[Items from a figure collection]
-----
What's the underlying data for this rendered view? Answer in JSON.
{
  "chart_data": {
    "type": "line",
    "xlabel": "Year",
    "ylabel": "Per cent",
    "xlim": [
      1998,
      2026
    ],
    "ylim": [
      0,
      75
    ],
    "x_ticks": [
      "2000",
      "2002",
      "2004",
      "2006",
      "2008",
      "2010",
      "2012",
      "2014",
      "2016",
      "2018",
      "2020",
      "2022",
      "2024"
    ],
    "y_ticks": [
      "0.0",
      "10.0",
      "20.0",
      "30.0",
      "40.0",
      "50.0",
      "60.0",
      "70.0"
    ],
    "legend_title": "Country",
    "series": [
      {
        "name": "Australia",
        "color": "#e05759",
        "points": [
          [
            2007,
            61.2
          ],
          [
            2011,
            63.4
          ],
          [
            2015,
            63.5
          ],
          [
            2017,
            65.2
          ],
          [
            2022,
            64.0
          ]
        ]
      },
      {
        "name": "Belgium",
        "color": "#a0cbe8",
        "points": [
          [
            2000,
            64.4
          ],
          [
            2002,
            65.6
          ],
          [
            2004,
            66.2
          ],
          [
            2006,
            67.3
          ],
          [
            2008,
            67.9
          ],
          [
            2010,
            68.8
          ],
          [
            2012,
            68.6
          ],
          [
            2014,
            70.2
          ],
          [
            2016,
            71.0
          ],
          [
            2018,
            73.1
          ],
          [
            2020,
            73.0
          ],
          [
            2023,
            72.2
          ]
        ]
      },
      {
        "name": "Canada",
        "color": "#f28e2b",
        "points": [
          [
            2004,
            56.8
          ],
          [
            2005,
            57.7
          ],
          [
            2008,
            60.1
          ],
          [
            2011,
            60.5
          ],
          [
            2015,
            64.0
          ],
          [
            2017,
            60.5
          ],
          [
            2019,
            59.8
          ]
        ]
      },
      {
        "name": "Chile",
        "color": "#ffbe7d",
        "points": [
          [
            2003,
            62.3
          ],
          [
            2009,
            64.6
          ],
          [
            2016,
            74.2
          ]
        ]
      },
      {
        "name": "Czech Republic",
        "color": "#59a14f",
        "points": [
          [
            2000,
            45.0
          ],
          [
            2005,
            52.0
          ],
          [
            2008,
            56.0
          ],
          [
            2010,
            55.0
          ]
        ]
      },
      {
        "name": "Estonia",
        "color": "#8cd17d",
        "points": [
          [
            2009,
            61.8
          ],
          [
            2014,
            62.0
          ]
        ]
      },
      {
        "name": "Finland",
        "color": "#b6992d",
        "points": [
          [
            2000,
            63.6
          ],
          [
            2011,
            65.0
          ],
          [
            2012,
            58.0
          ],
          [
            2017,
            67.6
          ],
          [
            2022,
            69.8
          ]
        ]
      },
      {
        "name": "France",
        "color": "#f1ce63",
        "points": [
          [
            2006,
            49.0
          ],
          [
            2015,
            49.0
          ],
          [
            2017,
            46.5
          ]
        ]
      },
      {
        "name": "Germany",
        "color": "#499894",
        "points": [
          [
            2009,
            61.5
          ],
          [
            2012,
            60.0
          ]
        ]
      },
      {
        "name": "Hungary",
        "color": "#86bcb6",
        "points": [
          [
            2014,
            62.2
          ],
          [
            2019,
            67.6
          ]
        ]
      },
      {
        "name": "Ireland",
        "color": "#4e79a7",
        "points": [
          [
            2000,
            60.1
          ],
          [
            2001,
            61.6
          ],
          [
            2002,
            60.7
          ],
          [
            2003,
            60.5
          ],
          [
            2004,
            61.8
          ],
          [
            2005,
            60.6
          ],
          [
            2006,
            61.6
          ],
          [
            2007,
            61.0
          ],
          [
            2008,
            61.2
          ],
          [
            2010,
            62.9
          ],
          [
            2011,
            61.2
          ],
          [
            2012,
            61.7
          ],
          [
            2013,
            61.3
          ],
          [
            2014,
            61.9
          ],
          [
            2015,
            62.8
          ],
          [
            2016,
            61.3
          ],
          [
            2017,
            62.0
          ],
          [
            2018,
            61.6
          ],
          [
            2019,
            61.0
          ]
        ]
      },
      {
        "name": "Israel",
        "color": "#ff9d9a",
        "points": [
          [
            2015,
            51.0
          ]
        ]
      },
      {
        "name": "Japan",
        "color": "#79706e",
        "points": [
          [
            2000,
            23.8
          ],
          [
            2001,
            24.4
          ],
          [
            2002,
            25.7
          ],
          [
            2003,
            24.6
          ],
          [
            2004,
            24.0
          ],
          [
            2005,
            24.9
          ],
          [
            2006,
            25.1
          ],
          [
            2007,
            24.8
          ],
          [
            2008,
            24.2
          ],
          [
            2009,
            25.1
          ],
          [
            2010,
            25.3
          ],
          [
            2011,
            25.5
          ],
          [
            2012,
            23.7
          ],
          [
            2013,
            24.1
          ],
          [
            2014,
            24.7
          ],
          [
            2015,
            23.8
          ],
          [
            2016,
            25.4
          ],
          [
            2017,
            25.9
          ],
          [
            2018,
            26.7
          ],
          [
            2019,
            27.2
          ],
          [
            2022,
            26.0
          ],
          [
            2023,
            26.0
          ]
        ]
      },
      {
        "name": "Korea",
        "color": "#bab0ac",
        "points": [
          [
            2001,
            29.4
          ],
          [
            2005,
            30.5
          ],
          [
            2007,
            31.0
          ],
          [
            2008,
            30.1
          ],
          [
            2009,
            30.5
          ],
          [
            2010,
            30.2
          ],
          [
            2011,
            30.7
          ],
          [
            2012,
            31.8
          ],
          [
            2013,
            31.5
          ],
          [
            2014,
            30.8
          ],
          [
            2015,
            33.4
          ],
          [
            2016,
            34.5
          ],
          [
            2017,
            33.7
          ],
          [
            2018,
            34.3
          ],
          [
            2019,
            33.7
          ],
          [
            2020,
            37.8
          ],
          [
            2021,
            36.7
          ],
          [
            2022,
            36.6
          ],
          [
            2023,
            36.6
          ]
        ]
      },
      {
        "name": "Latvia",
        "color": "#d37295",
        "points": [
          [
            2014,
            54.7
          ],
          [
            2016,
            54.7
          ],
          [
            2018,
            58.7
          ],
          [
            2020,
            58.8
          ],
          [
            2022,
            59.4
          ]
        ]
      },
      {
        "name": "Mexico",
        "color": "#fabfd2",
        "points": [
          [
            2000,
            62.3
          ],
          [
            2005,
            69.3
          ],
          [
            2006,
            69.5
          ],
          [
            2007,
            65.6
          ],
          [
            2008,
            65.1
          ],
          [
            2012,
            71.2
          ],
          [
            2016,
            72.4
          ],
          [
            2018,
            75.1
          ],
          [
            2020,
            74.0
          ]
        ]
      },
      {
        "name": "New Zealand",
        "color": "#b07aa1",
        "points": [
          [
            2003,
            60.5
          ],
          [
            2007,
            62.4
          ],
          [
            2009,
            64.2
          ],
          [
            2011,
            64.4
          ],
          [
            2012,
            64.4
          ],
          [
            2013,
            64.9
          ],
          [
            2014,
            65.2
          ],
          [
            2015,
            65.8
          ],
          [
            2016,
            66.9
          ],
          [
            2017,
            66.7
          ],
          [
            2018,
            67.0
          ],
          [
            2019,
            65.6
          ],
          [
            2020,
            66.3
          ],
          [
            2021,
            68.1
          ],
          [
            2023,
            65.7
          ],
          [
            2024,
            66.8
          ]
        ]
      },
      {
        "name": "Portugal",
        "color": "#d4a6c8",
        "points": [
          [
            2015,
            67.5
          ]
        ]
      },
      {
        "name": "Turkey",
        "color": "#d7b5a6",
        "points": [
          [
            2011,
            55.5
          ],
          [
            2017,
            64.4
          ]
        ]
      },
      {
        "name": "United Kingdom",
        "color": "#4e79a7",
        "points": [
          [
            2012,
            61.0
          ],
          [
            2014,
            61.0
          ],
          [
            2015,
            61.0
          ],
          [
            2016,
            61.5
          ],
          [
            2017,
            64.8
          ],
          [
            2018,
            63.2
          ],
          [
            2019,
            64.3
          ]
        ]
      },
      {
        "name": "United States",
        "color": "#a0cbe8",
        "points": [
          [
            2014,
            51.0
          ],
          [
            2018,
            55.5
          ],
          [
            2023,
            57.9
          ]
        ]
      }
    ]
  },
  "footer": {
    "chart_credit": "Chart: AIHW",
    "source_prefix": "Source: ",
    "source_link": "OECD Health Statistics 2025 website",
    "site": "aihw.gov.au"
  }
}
-----
• Directive:
Copy out the lines in which the string "United" appears.

• Solution for this problem:
        "name": "United Kingdom",
        "name": "United States",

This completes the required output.